- **Exercise details**: Count lines with the string "upper" in them. State the number alone.
=== Records shown ===
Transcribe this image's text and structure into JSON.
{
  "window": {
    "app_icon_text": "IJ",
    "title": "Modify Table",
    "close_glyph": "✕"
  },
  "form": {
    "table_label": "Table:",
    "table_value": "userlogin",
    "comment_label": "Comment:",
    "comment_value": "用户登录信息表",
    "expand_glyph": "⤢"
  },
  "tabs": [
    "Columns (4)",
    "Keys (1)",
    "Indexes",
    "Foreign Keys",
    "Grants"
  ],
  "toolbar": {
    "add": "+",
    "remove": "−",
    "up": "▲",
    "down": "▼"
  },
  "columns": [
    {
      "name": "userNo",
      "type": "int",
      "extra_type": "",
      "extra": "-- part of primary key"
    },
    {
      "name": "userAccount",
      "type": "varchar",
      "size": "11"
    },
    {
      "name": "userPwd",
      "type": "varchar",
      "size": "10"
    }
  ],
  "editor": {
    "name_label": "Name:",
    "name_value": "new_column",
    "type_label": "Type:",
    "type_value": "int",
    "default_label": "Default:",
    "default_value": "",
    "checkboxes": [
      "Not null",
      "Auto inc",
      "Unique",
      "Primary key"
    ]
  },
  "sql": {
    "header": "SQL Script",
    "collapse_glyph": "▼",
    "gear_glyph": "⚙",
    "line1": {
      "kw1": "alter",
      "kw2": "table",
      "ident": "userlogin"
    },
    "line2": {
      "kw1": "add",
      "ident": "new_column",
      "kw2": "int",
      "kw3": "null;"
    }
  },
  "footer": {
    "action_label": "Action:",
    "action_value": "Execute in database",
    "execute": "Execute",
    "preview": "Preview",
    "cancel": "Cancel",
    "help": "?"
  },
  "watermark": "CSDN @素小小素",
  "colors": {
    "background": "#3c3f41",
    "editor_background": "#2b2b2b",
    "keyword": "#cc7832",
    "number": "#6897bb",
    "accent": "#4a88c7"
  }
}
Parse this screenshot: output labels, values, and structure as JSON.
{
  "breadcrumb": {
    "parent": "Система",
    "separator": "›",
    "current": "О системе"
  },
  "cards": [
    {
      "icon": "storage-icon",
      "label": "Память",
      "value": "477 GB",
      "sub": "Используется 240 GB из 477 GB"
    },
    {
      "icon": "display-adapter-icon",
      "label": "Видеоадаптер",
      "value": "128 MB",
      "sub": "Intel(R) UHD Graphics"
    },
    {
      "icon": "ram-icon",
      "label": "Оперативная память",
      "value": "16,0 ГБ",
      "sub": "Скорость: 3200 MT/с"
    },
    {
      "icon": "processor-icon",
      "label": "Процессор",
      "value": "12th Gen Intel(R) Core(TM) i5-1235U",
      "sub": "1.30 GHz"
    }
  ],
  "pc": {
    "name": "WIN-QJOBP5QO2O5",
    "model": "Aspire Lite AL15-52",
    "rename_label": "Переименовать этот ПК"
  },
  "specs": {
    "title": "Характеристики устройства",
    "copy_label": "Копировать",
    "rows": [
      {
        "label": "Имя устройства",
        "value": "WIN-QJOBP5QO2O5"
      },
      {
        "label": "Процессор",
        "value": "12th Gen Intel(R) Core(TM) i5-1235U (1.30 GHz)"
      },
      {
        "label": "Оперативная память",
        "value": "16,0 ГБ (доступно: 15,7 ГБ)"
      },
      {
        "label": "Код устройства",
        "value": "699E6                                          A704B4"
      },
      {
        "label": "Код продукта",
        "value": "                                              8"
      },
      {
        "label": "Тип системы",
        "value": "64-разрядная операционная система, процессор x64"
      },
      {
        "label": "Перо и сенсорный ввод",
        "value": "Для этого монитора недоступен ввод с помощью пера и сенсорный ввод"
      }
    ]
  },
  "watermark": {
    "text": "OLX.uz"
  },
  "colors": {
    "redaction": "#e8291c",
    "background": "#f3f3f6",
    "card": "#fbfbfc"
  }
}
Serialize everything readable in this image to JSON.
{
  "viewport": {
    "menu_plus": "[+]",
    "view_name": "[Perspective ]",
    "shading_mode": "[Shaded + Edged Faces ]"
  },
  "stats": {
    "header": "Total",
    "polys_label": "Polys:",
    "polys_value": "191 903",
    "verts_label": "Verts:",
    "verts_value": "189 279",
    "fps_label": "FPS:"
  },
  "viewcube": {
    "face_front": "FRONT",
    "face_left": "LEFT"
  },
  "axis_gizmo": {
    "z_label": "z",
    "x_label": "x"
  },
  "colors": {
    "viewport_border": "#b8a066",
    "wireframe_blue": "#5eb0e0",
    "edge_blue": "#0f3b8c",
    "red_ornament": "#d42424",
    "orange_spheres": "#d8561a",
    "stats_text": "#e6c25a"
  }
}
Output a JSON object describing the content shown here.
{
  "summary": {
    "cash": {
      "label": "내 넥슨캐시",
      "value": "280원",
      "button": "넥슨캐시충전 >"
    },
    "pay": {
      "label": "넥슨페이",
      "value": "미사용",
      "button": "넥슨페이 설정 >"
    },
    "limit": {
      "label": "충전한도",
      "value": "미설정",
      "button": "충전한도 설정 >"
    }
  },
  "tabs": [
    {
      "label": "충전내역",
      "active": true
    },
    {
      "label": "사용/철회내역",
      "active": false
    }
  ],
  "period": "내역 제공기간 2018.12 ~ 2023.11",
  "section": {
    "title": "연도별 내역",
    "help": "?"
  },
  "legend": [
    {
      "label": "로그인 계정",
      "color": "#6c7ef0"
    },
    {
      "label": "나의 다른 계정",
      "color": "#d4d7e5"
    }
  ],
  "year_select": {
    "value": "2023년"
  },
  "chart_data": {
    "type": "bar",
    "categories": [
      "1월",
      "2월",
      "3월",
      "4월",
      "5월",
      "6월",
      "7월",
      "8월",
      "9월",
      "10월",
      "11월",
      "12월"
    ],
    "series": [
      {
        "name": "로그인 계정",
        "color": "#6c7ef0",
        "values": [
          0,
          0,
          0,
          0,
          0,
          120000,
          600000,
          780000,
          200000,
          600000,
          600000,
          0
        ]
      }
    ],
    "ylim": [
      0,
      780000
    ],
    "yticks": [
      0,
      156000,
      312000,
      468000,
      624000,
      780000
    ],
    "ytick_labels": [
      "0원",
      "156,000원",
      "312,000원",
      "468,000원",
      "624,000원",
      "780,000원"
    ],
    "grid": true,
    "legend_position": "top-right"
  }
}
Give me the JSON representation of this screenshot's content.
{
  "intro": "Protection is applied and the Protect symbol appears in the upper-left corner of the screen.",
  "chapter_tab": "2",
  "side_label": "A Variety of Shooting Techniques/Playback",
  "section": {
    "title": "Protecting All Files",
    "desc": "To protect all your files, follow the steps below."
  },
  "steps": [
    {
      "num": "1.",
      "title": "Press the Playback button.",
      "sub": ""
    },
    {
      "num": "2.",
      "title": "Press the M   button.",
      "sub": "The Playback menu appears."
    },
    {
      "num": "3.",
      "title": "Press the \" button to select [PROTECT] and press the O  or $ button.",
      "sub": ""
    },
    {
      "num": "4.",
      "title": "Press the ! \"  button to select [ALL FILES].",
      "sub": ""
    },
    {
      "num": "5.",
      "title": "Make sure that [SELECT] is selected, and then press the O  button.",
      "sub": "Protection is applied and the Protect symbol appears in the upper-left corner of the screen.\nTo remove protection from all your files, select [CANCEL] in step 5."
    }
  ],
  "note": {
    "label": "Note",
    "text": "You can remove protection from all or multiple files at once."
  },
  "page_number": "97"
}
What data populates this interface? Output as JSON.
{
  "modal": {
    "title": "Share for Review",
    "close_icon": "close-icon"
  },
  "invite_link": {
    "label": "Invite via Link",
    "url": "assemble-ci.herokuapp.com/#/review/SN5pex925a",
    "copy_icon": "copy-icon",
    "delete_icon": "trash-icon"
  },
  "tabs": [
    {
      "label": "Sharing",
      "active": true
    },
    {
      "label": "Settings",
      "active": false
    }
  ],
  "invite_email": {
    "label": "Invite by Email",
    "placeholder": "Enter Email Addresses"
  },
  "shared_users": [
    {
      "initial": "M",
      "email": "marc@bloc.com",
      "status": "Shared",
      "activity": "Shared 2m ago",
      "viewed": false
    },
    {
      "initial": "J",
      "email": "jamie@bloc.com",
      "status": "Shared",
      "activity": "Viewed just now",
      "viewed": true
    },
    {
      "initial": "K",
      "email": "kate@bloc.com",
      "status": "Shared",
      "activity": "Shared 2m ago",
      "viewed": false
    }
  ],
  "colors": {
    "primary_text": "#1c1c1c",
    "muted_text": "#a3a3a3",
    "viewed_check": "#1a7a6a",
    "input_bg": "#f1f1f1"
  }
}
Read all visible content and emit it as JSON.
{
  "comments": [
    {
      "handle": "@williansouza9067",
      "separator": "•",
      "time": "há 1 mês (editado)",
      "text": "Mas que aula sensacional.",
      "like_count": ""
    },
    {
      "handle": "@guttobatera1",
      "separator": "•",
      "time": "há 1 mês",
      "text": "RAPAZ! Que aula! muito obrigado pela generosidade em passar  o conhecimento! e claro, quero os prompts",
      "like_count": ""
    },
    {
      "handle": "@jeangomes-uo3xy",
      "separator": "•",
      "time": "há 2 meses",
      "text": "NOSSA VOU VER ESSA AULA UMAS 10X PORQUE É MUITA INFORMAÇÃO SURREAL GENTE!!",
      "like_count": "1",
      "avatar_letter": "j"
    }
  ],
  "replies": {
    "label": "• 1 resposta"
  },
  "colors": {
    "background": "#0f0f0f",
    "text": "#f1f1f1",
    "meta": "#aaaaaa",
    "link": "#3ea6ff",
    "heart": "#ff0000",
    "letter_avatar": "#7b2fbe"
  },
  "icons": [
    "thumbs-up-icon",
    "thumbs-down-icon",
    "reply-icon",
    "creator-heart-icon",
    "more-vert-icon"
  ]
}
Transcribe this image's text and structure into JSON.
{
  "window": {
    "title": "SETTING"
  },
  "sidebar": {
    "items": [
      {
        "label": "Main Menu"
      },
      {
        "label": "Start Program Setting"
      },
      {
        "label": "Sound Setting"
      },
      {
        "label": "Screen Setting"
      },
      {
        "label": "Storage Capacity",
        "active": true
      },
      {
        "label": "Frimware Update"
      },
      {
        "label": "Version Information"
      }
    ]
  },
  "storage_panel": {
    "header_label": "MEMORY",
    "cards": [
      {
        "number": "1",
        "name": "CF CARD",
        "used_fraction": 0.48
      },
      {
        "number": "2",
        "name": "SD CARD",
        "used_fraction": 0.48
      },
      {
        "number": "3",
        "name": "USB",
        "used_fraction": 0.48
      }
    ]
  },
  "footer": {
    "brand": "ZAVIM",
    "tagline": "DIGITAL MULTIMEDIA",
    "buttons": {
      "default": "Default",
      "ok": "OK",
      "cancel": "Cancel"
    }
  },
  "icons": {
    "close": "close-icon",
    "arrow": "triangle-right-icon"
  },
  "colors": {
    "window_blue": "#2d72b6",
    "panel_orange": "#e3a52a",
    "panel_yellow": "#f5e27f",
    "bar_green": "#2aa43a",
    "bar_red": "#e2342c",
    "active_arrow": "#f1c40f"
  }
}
===
- **Reply**: 2